Exercise requirements: Lines below containing the word "skin" should be copied out.

** Opening Exercise input block **

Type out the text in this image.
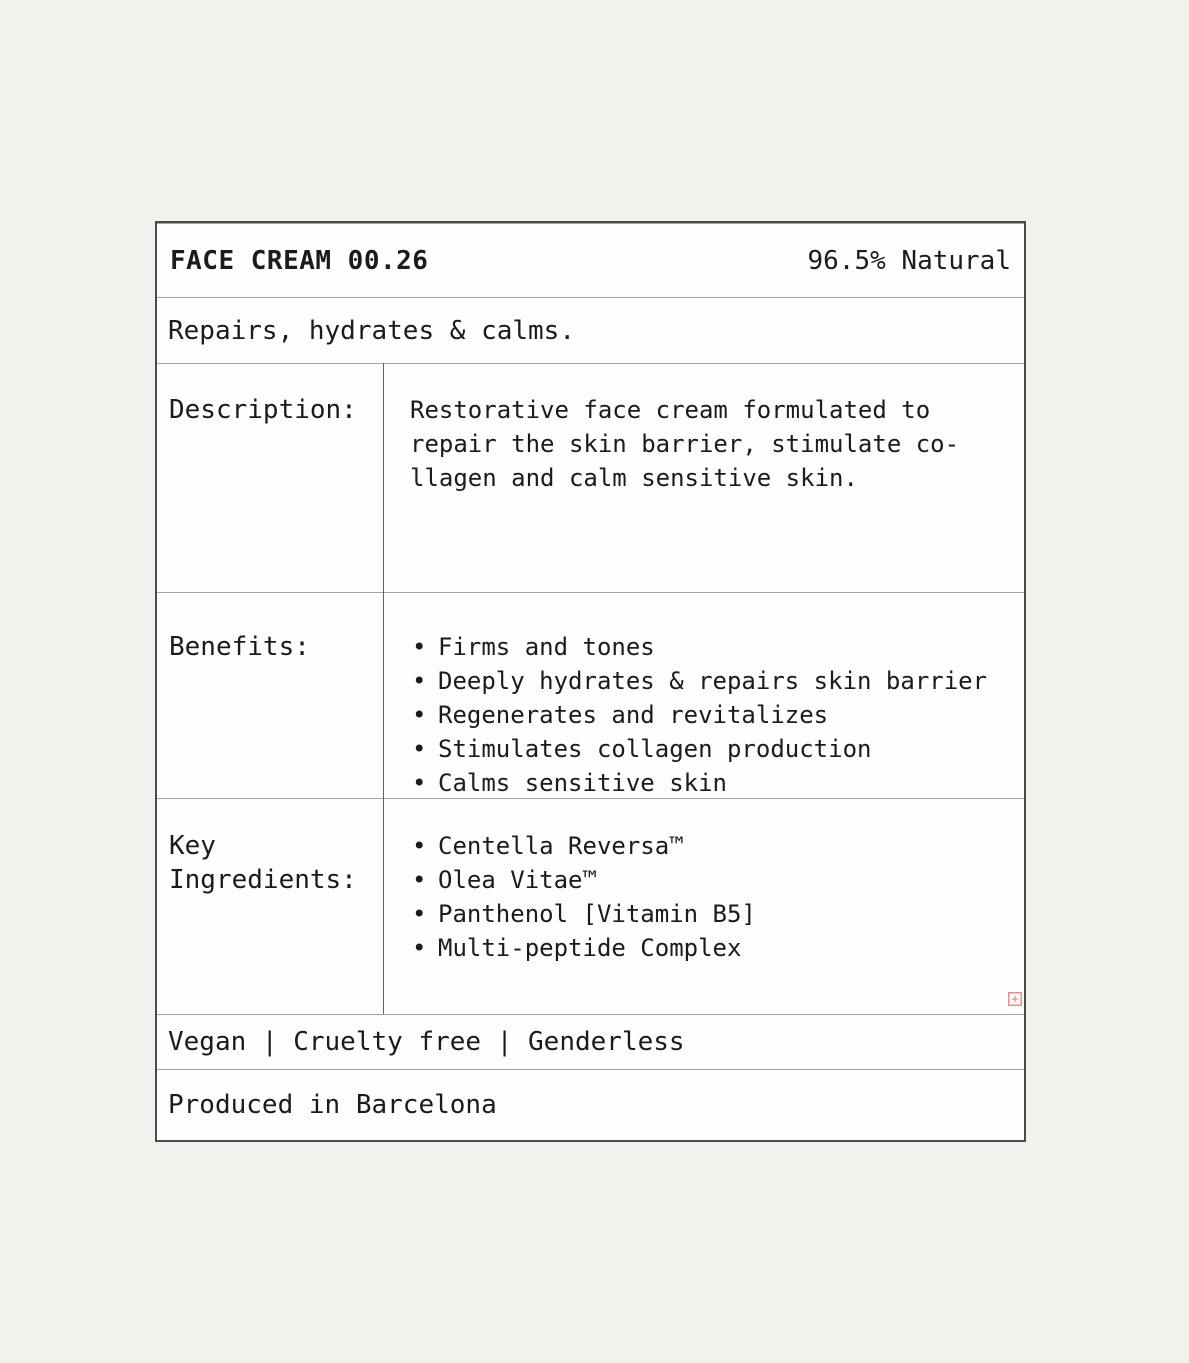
FACE CREAM 00.26	96.5% Natural
Repairs, hydrates & calms.
Description:	Restorative face cream formulated to
repair the skin barrier, stimulate co-
llagen and calm sensitive skin.
Benefits:	• Firms and tones
• Deeply hydrates & repairs skin barrier
• Regenerates and revitalizes
• Stimulates collagen production
• Calms sensitive skin
Key Ingredients:
• Centella Reversa™
• Olea Vitae™
• Panthenol [Vitamin B5]
• Multi-peptide Complex
Vegan | Cruelty free | Genderless
Produced in Barcelona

** Closing Exercise input block **

Exercise solution:
repair the skin barrier, stimulate co-
llagen and calm sensitive skin.
• Deeply hydrates & repairs skin barrier
• Calms sensitive skin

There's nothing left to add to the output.